**INSTRUCTIONS FOR THE TASK**
Without the images, print all the entries below exactly as given.
####
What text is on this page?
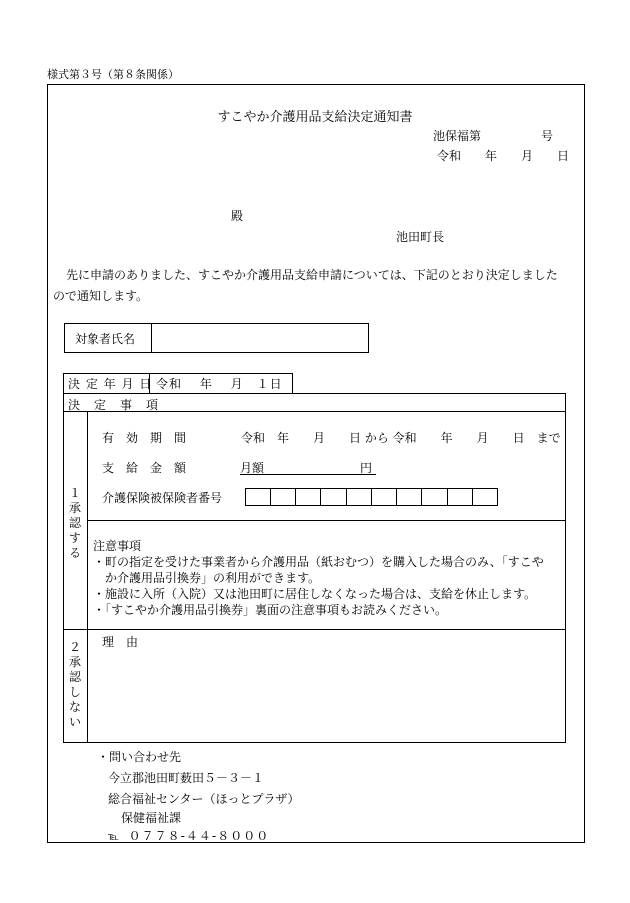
様式第３号（第８条関係）
すこやか介護用品支給決定通知書
池保福第　　　　　号
令和　　年　　月　　日
殿
池田町長
先に申請のありました、すこやか介護用品支給申請については、下記のとおり決定しました
ので通知します。
対象者氏名
決 定 年 月 日 令和　 年　 月　１日
決　定　事　項
１
承
認
す
る
有　効　期　間	令和　年　　月　　日 から 令和　　年　　月　　日　まで
支　給　金　額	月額	円
介護保険被保険者番号
注意事項
・町の指定を受けた事業者から介護用品（紙おむつ）を購入した場合のみ、「すこや
　か介護用品引換券」の利用ができます。
・施設に入所（入院）又は池田町に居住しなくなった場合は、支給を休止します。
・「すこやか介護用品引換券」裏面の注意事項もお読みください。
２
承
認
し
な
い
理　由
・問い合わせ先
今立郡池田町薮田５－３－１
総合福祉センター（ほっとプラザ）
保健福祉課
℡ ０７７８-４４-８０００
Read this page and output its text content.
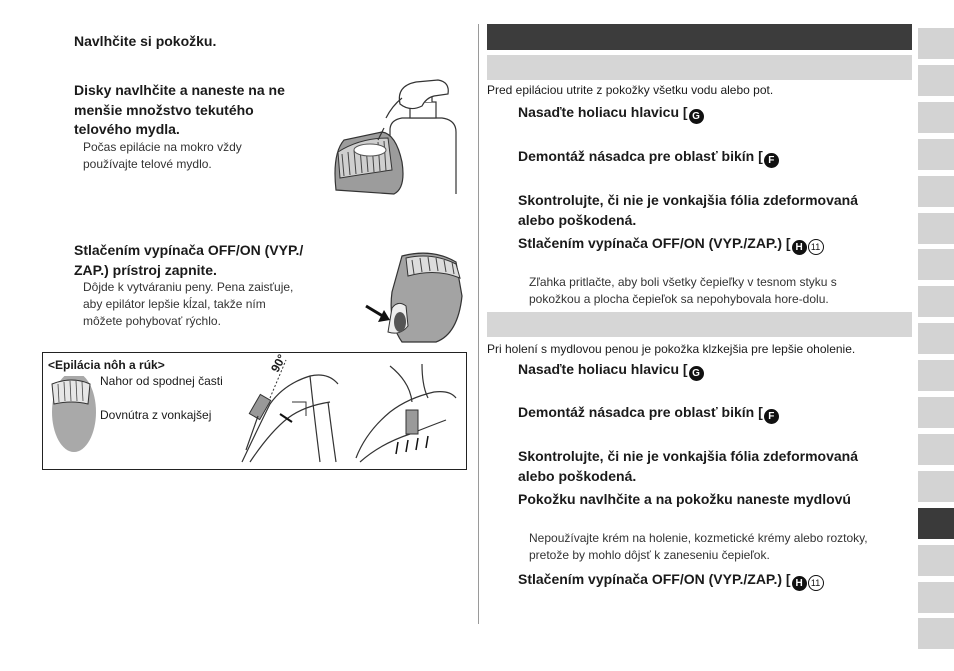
Navlhčite si pokožku.
Disky navlhčite a naneste na ne
menšie množstvo tekutého
telového mydla.
Počas epilácie na mokro vždy
používajte telové mydlo.
Stlačením vypínača OFF/ON (VYP./
ZAP.) prístroj zapnite.
Dôjde k vytváraniu peny. Pena zaisťuje,
aby epilátor lepšie kĺzal, takže ním
môžete pohybovať rýchlo.
<Epilácia nôh a rúk>
Nahor od spodnej časti
Dovnútra z vonkajšej
90°
Pred epiláciou utrite z pokožky všetku vodu alebo pot.
Nasaďte holiacu hlavicu [ G
Demontáž násadca pre oblasť bikín [ F
Skontrolujte, či nie je vonkajšia fólia zdeformovaná
alebo poškodená.
Stlačením vypínača OFF/ON (VYP./ZAP.) [ H 11
Zľahka pritlačte, aby boli všetky čepieľky v tesnom styku s
pokožkou a plocha čepieľok sa nepohybovala hore-dolu.
Pri holení s mydlovou penou je pokožka klzkejšia pre lepšie oholenie.
Nasaďte holiacu hlavicu [ G
Demontáž násadca pre oblasť bikín [ F
Skontrolujte, či nie je vonkajšia fólia zdeformovaná
alebo poškodená.
Pokožku navlhčite a na pokožku naneste mydlovú
Nepoužívajte krém na holenie, kozmetické krémy alebo roztoky,
pretože by mohlo dôjsť k zaneseniu čepieľok.
Stlačením vypínača OFF/ON (VYP./ZAP.) [ H 11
####
**THE OUTPUT**
What text is on this page?
様式第３号（第８条関係）
すこやか介護用品支給決定通知書
池保福第　　　　　号
令和　　年　　月　　日
殿
池田町長
先に申請のありました、すこやか介護用品支給申請については、下記のとおり決定しました
ので通知します。
対象者氏名
決 定 年 月 日 令和　 年　 月　１日
決　定　事　項
１
承
認
す
る
有　効　期　間	令和　年　　月　　日 から 令和　　年　　月　　日　まで
支　給　金　額	月額	円
介護保険被保険者番号
注意事項
・町の指定を受けた事業者から介護用品（紙おむつ）を購入した場合のみ、「すこや
　か介護用品引換券」の利用ができます。
・施設に入所（入院）又は池田町に居住しなくなった場合は、支給を休止します。
・「すこやか介護用品引換券」裏面の注意事項もお読みください。
２
承
認
し
な
い
理　由
・問い合わせ先
今立郡池田町薮田５－３－１
総合福祉センター（ほっとプラザ）
保健福祉課
℡ ０７７８-４４-８０００
Read this page and output its text content.
Navlhčite si pokožku.
Disky navlhčite a naneste na ne
menšie množstvo tekutého
telového mydla.
Počas epilácie na mokro vždy
používajte telové mydlo.
Stlačením vypínača OFF/ON (VYP./
ZAP.) prístroj zapnite.
Dôjde k vytváraniu peny. Pena zaisťuje,
aby epilátor lepšie kĺzal, takže ním
môžete pohybovať rýchlo.
<Epilácia nôh a rúk>
Nahor od spodnej časti
Dovnútra z vonkajšej
90°
Pred epiláciou utrite z pokožky všetku vodu alebo pot.
Nasaďte holiacu hlavicu [ G
Demontáž násadca pre oblasť bikín [ F
Skontrolujte, či nie je vonkajšia fólia zdeformovaná
alebo poškodená.
Stlačením vypínača OFF/ON (VYP./ZAP.) [ H 11
Zľahka pritlačte, aby boli všetky čepieľky v tesnom styku s
pokožkou a plocha čepieľok sa nepohybovala hore-dolu.
Pri holení s mydlovou penou je pokožka klzkejšia pre lepšie oholenie.
Nasaďte holiacu hlavicu [ G
Demontáž násadca pre oblasť bikín [ F
Skontrolujte, či nie je vonkajšia fólia zdeformovaná
alebo poškodená.
Pokožku navlhčite a na pokožku naneste mydlovú
Nepoužívajte krém na holenie, kozmetické krémy alebo roztoky,
pretože by mohlo dôjsť k zaneseniu čepieľok.
Stlačením vypínača OFF/ON (VYP./ZAP.) [ H 11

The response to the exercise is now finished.